> WHAT THIS TASK INVOLVES
Copy out each line of the material in which the word "ENTER" appears.

> EXCERPTED DATA
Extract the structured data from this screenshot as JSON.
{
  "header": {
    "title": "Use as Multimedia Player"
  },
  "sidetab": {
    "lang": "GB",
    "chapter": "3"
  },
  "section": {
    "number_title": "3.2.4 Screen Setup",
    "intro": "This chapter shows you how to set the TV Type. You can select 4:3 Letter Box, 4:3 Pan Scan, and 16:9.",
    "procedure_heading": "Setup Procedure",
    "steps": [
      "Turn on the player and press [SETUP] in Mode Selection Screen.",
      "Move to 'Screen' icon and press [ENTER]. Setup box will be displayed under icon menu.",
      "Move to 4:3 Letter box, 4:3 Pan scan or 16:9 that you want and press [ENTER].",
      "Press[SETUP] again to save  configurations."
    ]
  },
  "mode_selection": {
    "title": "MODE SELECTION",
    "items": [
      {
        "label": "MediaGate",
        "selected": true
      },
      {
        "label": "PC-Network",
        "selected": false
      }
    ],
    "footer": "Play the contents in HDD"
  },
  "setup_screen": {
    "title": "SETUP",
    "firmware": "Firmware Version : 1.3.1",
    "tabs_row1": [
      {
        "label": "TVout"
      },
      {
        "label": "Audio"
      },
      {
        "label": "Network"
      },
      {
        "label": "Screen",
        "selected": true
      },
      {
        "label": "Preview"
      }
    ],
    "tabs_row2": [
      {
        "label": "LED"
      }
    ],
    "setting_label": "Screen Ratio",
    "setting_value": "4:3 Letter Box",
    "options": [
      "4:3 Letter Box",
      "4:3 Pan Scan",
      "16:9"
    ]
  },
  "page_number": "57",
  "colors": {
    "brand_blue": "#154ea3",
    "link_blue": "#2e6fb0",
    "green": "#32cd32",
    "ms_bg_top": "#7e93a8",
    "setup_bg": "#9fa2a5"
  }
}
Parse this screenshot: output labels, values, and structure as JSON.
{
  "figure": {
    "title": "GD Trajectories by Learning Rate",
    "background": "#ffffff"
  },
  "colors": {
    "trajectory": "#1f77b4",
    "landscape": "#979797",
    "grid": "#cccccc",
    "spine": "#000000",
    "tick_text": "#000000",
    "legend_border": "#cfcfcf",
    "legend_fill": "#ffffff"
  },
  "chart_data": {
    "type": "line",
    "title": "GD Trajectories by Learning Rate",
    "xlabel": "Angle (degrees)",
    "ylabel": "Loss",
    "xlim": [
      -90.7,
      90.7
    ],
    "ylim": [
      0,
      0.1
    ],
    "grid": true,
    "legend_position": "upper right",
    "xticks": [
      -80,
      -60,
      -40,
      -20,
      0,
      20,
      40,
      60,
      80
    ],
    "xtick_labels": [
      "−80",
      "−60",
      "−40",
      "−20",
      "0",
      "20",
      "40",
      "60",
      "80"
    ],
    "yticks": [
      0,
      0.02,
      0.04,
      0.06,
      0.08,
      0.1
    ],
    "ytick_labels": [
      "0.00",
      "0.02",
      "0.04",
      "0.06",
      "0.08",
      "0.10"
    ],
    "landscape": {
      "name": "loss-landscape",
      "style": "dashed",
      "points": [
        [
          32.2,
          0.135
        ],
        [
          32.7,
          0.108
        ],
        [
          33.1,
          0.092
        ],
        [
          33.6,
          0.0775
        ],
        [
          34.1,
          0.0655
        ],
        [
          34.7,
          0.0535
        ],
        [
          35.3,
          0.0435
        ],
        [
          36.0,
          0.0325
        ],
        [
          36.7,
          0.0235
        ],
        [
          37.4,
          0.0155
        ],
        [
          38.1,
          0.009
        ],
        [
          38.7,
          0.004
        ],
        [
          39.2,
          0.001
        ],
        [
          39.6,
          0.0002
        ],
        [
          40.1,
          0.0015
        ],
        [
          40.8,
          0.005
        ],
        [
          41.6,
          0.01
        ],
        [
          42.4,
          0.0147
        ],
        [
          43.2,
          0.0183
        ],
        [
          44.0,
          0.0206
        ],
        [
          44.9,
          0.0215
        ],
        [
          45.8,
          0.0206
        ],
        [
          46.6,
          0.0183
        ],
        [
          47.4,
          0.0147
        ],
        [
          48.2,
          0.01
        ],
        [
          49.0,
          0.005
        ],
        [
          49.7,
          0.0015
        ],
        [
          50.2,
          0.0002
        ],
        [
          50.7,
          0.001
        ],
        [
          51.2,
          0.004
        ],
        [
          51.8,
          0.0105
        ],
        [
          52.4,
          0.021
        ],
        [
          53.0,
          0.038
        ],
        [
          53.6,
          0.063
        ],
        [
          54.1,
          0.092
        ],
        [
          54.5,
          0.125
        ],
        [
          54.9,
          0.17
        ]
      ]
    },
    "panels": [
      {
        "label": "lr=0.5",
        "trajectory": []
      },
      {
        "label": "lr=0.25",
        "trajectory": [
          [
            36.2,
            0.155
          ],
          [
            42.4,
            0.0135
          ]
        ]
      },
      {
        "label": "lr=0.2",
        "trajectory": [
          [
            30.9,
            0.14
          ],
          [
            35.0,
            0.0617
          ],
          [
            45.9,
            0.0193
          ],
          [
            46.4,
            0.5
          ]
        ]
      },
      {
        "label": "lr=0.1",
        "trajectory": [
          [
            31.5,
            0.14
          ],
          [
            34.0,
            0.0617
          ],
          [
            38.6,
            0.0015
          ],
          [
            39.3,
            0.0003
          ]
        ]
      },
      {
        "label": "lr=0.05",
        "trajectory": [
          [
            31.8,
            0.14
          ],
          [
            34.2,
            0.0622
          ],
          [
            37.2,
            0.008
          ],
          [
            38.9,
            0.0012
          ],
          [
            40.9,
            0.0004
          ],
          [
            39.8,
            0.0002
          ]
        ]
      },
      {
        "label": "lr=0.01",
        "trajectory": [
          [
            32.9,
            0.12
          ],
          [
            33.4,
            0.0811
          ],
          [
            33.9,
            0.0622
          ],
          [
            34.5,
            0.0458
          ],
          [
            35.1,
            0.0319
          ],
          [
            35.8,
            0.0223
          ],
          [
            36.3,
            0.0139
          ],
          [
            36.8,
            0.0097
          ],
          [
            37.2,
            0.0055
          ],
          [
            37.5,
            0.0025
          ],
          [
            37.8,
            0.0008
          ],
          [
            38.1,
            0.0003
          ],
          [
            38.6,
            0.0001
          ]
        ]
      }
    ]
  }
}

> COMPLETED EXERCISE
      "Move to 'Screen' icon and press [ENTER]. Setup box will be displayed under icon menu.",
      "Move to 4:3 Letter box, 4:3 Pan scan or 16:9 that you want and press [ENTER].",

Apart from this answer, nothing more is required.